TEXTO FORNECIDO:
Consumismo: você é refém dele?

mulher-consumoMudança é uma palavra que pode causar arrepios em muita gente. Mas, muitas vezes, ela é necessária. Mudança de comportamento, mudança em pequenos hábitos e atitudes. Mudar a maneira como enxergamos o mundo, como vemos as pessoas e como nos relacionamos com elas pode ser aquilo que está faltando para que a vida seja mais tranquila e agradável.

Mudanças saudáveis e feitas de maneira consciente são muito bem-vindas. É muito melhor mudar hábitos e atitudes negativos por vontade própria do que sermos obrigados a mudar pela falta de emprego ou pela morte de um parente próximo. Claro que essas coisas acontecem e podem pegar qualquer um de surpresa. Mas, a consciência da maneira como vivemos e por que vivemos é essencial para termos uma vida melhor. E, convenhamos, se pudermos mudar nossa vida para melhor, por vontade própria, estaremos fazendo um bem danado para nós mesmos.

Uma boa maneira de começar a mudar a vida – e, todos nós temos alguma coisa que queremos melhorar em nosso dia a dia – é mudando nossas atitudes em relação ao consumo. Você já deu uma geral no seu guarda-roupa esses últimos tempos? Quantas peças de roupa você, realmente, usa no seu dia a dia? Quantos sapatos você tem? Quantos deles você usa de verdade?

E, na sua casa em geral? Você usa mesmo tudo o que tem lá? Todos os eletrodomésticos são imprescindíveis? Você trabalha para ter coisas e pagar contas ou trabalha para se desenvolver profissionalmente e como pessoa? Você já parou para pensar sobre isso ou está levando a vida no automático?

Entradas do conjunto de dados
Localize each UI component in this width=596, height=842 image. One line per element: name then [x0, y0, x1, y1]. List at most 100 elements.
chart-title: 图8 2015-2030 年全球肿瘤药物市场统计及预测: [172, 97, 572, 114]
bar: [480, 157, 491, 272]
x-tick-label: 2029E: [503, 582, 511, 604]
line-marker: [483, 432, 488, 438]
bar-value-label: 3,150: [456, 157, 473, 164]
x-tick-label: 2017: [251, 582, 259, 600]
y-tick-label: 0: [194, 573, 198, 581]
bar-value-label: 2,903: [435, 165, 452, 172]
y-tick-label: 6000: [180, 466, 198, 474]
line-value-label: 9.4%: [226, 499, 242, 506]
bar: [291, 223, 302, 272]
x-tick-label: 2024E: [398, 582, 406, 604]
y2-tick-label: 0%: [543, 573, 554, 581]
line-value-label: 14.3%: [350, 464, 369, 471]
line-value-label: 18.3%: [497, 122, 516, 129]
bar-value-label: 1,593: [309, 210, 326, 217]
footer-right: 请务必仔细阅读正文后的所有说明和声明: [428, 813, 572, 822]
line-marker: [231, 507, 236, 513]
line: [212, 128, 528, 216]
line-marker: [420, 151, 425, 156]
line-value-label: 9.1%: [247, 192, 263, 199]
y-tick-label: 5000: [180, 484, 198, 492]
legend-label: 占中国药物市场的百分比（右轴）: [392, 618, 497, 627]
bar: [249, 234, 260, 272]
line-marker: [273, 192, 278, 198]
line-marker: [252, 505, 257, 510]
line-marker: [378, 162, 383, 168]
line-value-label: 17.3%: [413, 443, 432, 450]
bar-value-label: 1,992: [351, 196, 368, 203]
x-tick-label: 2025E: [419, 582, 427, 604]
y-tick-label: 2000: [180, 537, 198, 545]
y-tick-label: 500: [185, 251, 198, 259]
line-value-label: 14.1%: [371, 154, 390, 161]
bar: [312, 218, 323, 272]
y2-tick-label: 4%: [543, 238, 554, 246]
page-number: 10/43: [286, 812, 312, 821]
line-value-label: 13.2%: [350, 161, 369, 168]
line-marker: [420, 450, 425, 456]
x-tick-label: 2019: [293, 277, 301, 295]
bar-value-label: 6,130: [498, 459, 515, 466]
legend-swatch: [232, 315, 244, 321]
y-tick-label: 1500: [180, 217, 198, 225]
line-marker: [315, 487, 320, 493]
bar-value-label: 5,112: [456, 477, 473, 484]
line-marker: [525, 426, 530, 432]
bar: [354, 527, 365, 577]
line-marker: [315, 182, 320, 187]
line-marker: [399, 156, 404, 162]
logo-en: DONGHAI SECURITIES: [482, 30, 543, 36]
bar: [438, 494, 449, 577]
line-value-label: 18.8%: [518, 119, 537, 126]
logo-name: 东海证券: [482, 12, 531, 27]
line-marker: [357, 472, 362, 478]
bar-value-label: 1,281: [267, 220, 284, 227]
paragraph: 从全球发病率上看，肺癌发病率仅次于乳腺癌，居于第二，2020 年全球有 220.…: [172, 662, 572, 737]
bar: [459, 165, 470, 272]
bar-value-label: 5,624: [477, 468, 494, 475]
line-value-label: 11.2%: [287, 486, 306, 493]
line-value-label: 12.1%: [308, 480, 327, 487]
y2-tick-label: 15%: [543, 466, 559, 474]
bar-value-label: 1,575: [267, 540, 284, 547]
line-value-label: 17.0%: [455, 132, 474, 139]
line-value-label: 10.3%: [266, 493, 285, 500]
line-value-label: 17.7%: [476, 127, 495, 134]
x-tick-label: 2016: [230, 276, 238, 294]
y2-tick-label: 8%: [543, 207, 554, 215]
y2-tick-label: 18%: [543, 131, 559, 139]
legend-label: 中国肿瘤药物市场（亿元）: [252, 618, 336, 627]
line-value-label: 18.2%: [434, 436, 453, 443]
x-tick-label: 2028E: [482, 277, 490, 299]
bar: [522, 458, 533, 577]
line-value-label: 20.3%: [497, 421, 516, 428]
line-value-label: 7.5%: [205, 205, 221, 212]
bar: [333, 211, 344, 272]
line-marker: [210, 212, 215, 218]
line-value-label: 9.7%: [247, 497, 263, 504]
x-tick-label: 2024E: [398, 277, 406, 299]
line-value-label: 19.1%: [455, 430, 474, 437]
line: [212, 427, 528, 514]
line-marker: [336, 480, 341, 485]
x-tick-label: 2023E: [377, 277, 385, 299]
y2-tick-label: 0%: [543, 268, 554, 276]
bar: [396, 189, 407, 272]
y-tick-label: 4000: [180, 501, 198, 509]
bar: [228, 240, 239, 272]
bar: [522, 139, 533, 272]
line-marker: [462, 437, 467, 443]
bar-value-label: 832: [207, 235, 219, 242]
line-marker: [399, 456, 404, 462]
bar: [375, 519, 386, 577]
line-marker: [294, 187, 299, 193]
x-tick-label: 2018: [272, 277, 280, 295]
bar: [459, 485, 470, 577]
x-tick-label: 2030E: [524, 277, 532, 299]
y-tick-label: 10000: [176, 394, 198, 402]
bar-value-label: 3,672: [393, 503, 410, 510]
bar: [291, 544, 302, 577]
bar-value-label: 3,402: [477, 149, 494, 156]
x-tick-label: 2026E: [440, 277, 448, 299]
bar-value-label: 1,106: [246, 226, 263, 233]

O QUE FAZER: Reescreva o trecho do texto sobre consumismo que vai de "mulher-consumoMudança é uma" até "para nós mesmos.", inclusive, trocando "arrepios" por "calafrios".

RESPOSTA ESPERADA:
mulher-consumoMudança é uma palavra que pode causar calafrios em muita gente. Mas, muitas vezes, ela é necessária. Mudança de comportamento, mudança em pequenos hábitos e atitudes. Mudar a maneira como enxergamos o mundo, como vemos as pessoas e como nos relacionamos com elas pode ser aquilo que está faltando para que a vida seja mais tranquila e agradável.

Mudanças saudáveis e feitas de maneira consciente são muito bem-vindas. É muito melhor mudar hábitos e atitudes negativos por vontade própria do que sermos obrigados a mudar pela falta de emprego ou pela morte de um parente próximo. Claro que essas coisas acontecem e podem pegar qualquer um de surpresa. Mas, a consciência da maneira como vivemos e por que vivemos é essencial para termos uma vida melhor. E, convenhamos, se pudermos mudar nossa vida para melhor, por vontade própria, estaremos fazendo um bem danado para nós mesmos.